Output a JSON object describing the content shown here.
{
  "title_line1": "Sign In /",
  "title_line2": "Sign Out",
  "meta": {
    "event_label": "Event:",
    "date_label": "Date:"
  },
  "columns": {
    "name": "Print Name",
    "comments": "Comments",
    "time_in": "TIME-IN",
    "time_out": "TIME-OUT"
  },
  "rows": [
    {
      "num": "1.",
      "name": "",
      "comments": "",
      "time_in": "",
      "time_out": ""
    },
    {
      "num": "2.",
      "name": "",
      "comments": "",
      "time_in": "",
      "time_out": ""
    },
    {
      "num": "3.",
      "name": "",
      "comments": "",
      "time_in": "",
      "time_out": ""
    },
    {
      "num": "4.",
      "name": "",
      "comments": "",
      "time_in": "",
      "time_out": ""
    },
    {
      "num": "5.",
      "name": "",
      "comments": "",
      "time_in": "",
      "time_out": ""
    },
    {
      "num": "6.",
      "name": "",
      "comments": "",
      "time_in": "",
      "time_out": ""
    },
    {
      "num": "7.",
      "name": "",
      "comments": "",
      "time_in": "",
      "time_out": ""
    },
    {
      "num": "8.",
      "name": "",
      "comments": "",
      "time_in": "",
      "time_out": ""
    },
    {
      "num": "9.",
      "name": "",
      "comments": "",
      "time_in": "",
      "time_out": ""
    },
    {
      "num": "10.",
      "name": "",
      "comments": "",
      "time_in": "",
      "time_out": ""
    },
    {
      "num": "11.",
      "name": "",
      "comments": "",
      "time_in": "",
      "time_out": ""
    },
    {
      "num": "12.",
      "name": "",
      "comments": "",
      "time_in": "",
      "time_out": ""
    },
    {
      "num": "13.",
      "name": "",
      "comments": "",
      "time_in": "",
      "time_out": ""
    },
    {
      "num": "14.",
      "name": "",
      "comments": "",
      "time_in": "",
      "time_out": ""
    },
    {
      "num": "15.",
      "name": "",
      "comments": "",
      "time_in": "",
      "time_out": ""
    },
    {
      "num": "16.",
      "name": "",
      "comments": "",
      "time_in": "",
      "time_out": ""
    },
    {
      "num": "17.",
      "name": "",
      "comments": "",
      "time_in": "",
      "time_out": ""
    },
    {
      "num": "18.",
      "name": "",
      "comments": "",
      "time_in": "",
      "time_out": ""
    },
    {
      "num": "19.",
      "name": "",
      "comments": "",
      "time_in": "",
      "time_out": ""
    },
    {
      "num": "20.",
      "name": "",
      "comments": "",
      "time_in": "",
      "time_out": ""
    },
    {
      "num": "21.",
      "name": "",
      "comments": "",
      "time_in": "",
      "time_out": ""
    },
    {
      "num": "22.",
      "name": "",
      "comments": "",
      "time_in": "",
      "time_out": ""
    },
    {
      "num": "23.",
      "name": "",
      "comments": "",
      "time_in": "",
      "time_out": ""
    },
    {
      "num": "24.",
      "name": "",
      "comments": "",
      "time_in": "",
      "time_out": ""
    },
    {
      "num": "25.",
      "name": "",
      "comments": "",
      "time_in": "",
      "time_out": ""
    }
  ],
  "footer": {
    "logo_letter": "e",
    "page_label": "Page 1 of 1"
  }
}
════════
Write out all the lines again, exactly as they are.

Output a JSON object describing the content shown here.
{
  "title_line1": "Sign In /",
  "title_line2": "Sign Out",
  "meta": {
    "event_label": "Event:",
    "date_label": "Date:"
  },
  "columns": {
    "name": "Print Name",
    "comments": "Comments",
    "time_in": "TIME-IN",
    "time_out": "TIME-OUT"
  },
  "rows": [
    {
      "num": "1.",
      "name": "",
      "comments": "",
      "time_in": "",
      "time_out": ""
    },
    {
      "num": "2.",
      "name": "",
      "comments": "",
      "time_in": "",
      "time_out": ""
    },
    {
      "num": "3.",
      "name": "",
      "comments": "",
      "time_in": "",
      "time_out": ""
    },
    {
      "num": "4.",
      "name": "",
      "comments": "",
      "time_in": "",
      "time_out": ""
    },
    {
      "num": "5.",
      "name": "",
      "comments": "",
      "time_in": "",
      "time_out": ""
    },
    {
      "num": "6.",
      "name": "",
      "comments": "",
      "time_in": "",
      "time_out": ""
    },
    {
      "num": "7.",
      "name": "",
      "comments": "",
      "time_in": "",
      "time_out": ""
    },
    {
      "num": "8.",
      "name": "",
      "comments": "",
      "time_in": "",
      "time_out": ""
    },
    {
      "num": "9.",
      "name": "",
      "comments": "",
      "time_in": "",
      "time_out": ""
    },
    {
      "num": "10.",
      "name": "",
      "comments": "",
      "time_in": "",
      "time_out": ""
    },
    {
      "num": "11.",
      "name": "",
      "comments": "",
      "time_in": "",
      "time_out": ""
    },
    {
      "num": "12.",
      "name": "",
      "comments": "",
      "time_in": "",
      "time_out": ""
    },
    {
      "num": "13.",
      "name": "",
      "comments": "",
      "time_in": "",
      "time_out": ""
    },
    {
      "num": "14.",
      "name": "",
      "comments": "",
      "time_in": "",
      "time_out": ""
    },
    {
      "num": "15.",
      "name": "",
      "comments": "",
      "time_in": "",
      "time_out": ""
    },
    {
      "num": "16.",
      "name": "",
      "comments": "",
      "time_in": "",
      "time_out": ""
    },
    {
      "num": "17.",
      "name": "",
      "comments": "",
      "time_in": "",
      "time_out": ""
    },
    {
      "num": "18.",
      "name": "",
      "comments": "",
      "time_in": "",
      "time_out": ""
    },
    {
      "num": "19.",
      "name": "",
      "comments": "",
      "time_in": "",
      "time_out": ""
    },
    {
      "num": "20.",
      "name": "",
      "comments": "",
      "time_in": "",
      "time_out": ""
    },
    {
      "num": "21.",
      "name": "",
      "comments": "",
      "time_in": "",
      "time_out": ""
    },
    {
      "num": "22.",
      "name": "",
      "comments": "",
      "time_in": "",
      "time_out": ""
    },
    {
      "num": "23.",
      "name": "",
      "comments": "",
      "time_in": "",
      "time_out": ""
    },
    {
      "num": "24.",
      "name": "",
      "comments": "",
      "time_in": "",
      "time_out": ""
    },
    {
      "num": "25.",
      "name": "",
      "comments": "",
      "time_in": "",
      "time_out": ""
    }
  ],
  "footer": {
    "logo_letter": "e",
    "page_label": "Page 1 of 1"
  }
}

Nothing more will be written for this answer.